What you have to do ::
Repeat verbatim the part that opens with the line containing "fig6-box-450: MEANS FOR" and closes with the line containing "fig5-arrow-414 (633, 292, 636, 370)", including both of those lines.

======== Input records

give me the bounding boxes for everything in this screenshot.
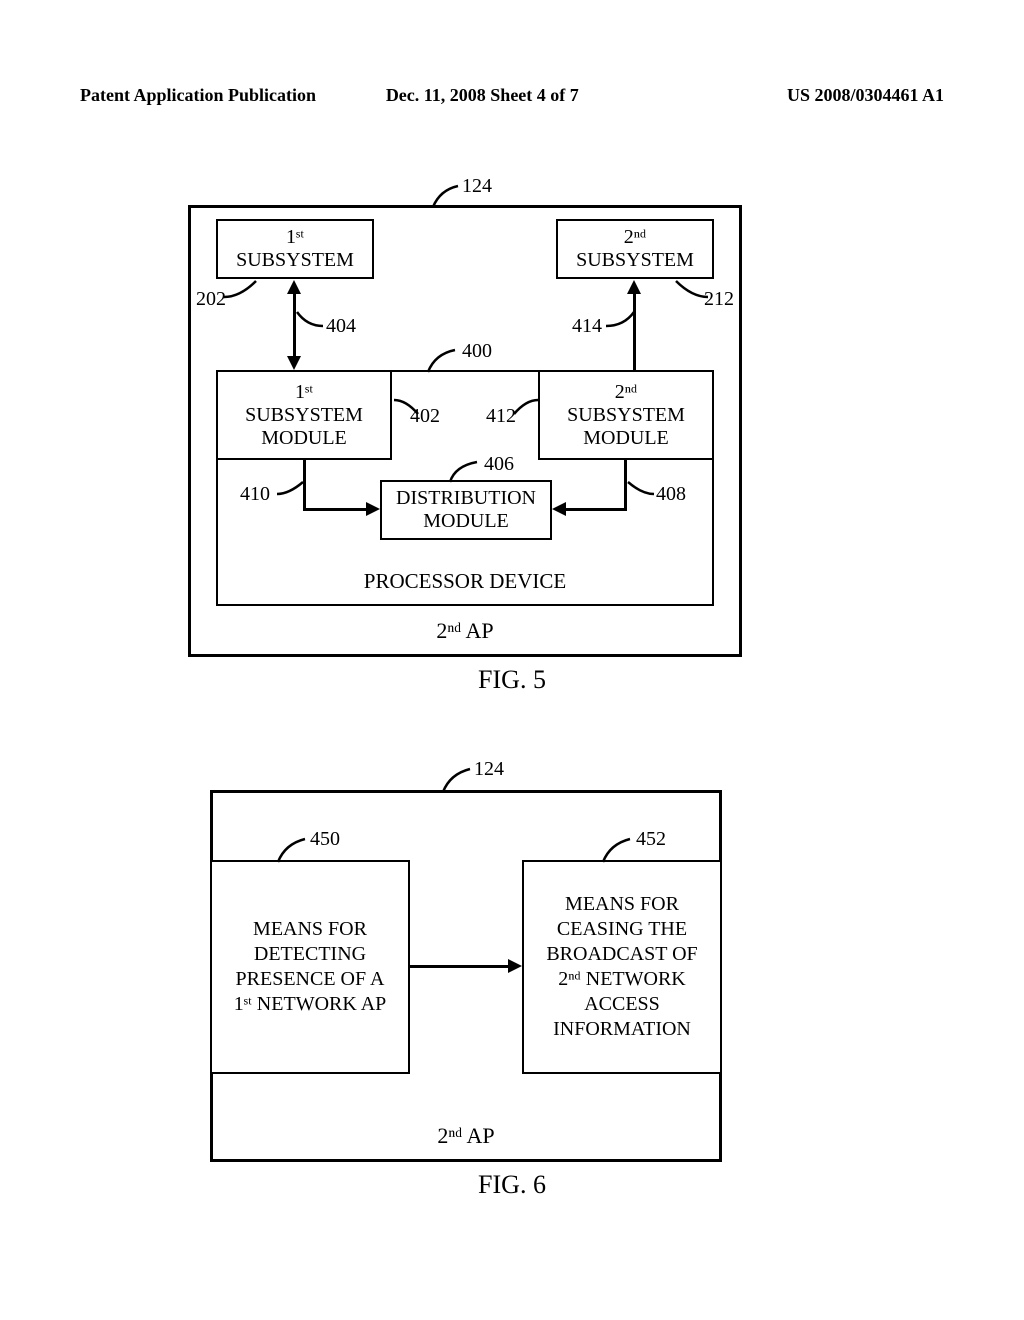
fig6-box-450: MEANS FOR DETECTING PRESENCE OF A 1ˢᵗ NE… (210, 860, 410, 1074)
fig6-arrow-h (410, 965, 510, 968)
fig5-ap-label: 2ⁿᵈ AP (436, 618, 493, 644)
fig5-module-1: 1ˢᵗ SUBSYSTEM MODULE (216, 370, 392, 460)
fig5-arrow-404-head-up (287, 280, 301, 294)
header-mid: Dec. 11, 2008 Sheet 4 of 7 (346, 85, 678, 106)
fig6-450-l4: 1ˢᵗ NETWORK AP (234, 992, 387, 1017)
header-left: Patent Application Publication (80, 85, 346, 106)
fig5-ref-202-leader (222, 279, 262, 301)
fig5-dist-l2: MODULE (423, 510, 509, 533)
fig5-mod1-l3: MODULE (261, 427, 347, 450)
fig6-ref-452: 452 (636, 828, 666, 851)
fig5-arrow-408-h (564, 508, 627, 511)
fig5-ref-400: 400 (462, 340, 492, 363)
fig6-450-l3: PRESENCE OF A (236, 967, 385, 992)
fig6-452-l3: BROADCAST OF (546, 942, 697, 967)
fig5-sub1-l2: SUBSYSTEM (236, 249, 354, 272)
fig5-ref-406: 406 (484, 453, 514, 476)
fig5-mod2-l3: MODULE (583, 427, 669, 450)
fig6-ap-label: 2ⁿᵈ AP (437, 1123, 494, 1149)
fig5-arrow-414-head (627, 280, 641, 294)
fig5-module-2: 2ⁿᵈ SUBSYSTEM MODULE (538, 370, 714, 460)
fig5-ref-406-leader (447, 458, 485, 482)
fig5-ref-202: 202 (196, 288, 226, 311)
header-right: US 2008/0304461 A1 (678, 85, 944, 106)
fig6-452-l5: ACCESS (584, 992, 660, 1017)
fig5-ref-412: 412 (486, 405, 516, 428)
fig5-ref-400-leader (425, 346, 465, 374)
fig5-ref-410: 410 (240, 483, 270, 506)
fig5-mod1-l1: 1ˢᵗ (295, 381, 313, 404)
fig5-ref-408: 408 (656, 483, 686, 506)
fig5-subsystem-1: 1ˢᵗ SUBSYSTEM (216, 219, 374, 279)
fig5-sub2-l2: SUBSYSTEM (576, 249, 694, 272)
fig5-arrow-414 (633, 292, 636, 370)
fig5-mod1-l2: SUBSYSTEM (245, 404, 363, 427)
fig6-452-l2: CEASING THE (557, 917, 687, 942)
fig5-arrow-410-head (366, 502, 380, 516)
fig6-452-l1: MEANS FOR (565, 892, 679, 917)
fig5-sub1-l1: 1ˢᵗ (286, 226, 304, 249)
fig5-ref-124: 124 (462, 175, 492, 198)
fig5-ref-408-leader (626, 480, 656, 498)
fig6-450-l1: MEANS FOR (253, 917, 367, 942)
fig5-distribution-module: DISTRIBUTION MODULE (380, 480, 552, 540)
fig5-sub2-l1: 2ⁿᵈ (624, 226, 647, 249)
fig5-mod2-l1: 2ⁿᵈ (615, 381, 638, 404)
fig5-arrow-410-h (303, 508, 367, 511)
fig6-arrow-head (508, 959, 522, 973)
fig6-ref-450: 450 (310, 828, 340, 851)
fig5-dist-l1: DISTRIBUTION (396, 487, 536, 510)
fig5-ref-410-leader (275, 480, 305, 498)
fig5-arrow-408-head (552, 502, 566, 516)
fig5-mod2-l2: SUBSYSTEM (567, 404, 685, 427)
fig5-arrow-404-head-down (287, 356, 301, 370)
fig5-ref-212: 212 (704, 288, 734, 311)
page-header: Patent Application Publication Dec. 11, … (80, 85, 944, 106)
fig6-caption: FIG. 6 (412, 1170, 612, 1200)
fig6-box-452: MEANS FOR CEASING THE BROADCAST OF 2ⁿᵈ N… (522, 860, 722, 1074)
fig5-ref-414-leader (604, 310, 636, 330)
fig6-ref-450-leader (275, 834, 315, 862)
fig6-452-l4: 2ⁿᵈ NETWORK (558, 967, 686, 992)
fig6-ref-452-leader (600, 834, 640, 862)
fig6-450-l2: DETECTING (254, 942, 366, 967)
fig5-ref-402: 402 (410, 405, 440, 428)
fig5-subsystem-2: 2ⁿᵈ SUBSYSTEM (556, 219, 714, 279)
fig5-caption: FIG. 5 (412, 665, 612, 695)
fig5-processor-label: PROCESSOR DEVICE (364, 569, 566, 594)
fig6-452-l6: INFORMATION (553, 1017, 691, 1042)
fig6-ref-124: 124 (474, 758, 504, 781)
fig5-ref-414: 414 (572, 315, 602, 338)
fig5-ref-404-leader (295, 310, 327, 330)
fig5-ref-404: 404 (326, 315, 356, 338)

================

Response to the exercise ::
fig6-box-450: MEANS FOR DETECTING PRESENCE OF A 1ˢᵗ NE… (210, 860, 410, 1074)
fig6-arrow-h (410, 965, 510, 968)
fig5-ap-label: 2ⁿᵈ AP (436, 618, 493, 644)
fig5-module-1: 1ˢᵗ SUBSYSTEM MODULE (216, 370, 392, 460)
fig5-arrow-404-head-up (287, 280, 301, 294)
header-mid: Dec. 11, 2008 Sheet 4 of 7 (346, 85, 678, 106)
fig6-450-l4: 1ˢᵗ NETWORK AP (234, 992, 387, 1017)
header-left: Patent Application Publication (80, 85, 346, 106)
fig5-ref-202-leader (222, 279, 262, 301)
fig5-dist-l2: MODULE (423, 510, 509, 533)
fig5-mod1-l3: MODULE (261, 427, 347, 450)
fig6-ref-452: 452 (636, 828, 666, 851)
fig5-arrow-408-h (564, 508, 627, 511)
fig5-ref-400: 400 (462, 340, 492, 363)
fig6-450-l3: PRESENCE OF A (236, 967, 385, 992)
fig6-452-l3: BROADCAST OF (546, 942, 697, 967)
fig5-sub1-l2: SUBSYSTEM (236, 249, 354, 272)
fig5-ref-406: 406 (484, 453, 514, 476)
fig5-mod2-l3: MODULE (583, 427, 669, 450)
fig6-ap-label: 2ⁿᵈ AP (437, 1123, 494, 1149)
fig5-arrow-414-head (627, 280, 641, 294)
fig5-module-2: 2ⁿᵈ SUBSYSTEM MODULE (538, 370, 714, 460)
fig5-ref-406-leader (447, 458, 485, 482)
fig5-ref-202: 202 (196, 288, 226, 311)
header-right: US 2008/0304461 A1 (678, 85, 944, 106)
fig6-452-l5: ACCESS (584, 992, 660, 1017)
fig5-ref-412: 412 (486, 405, 516, 428)
fig5-ref-400-leader (425, 346, 465, 374)
fig5-ref-410: 410 (240, 483, 270, 506)
fig5-mod1-l1: 1ˢᵗ (295, 381, 313, 404)
fig5-ref-408: 408 (656, 483, 686, 506)
fig5-subsystem-1: 1ˢᵗ SUBSYSTEM (216, 219, 374, 279)
fig5-sub2-l2: SUBSYSTEM (576, 249, 694, 272)
fig5-arrow-414 (633, 292, 636, 370)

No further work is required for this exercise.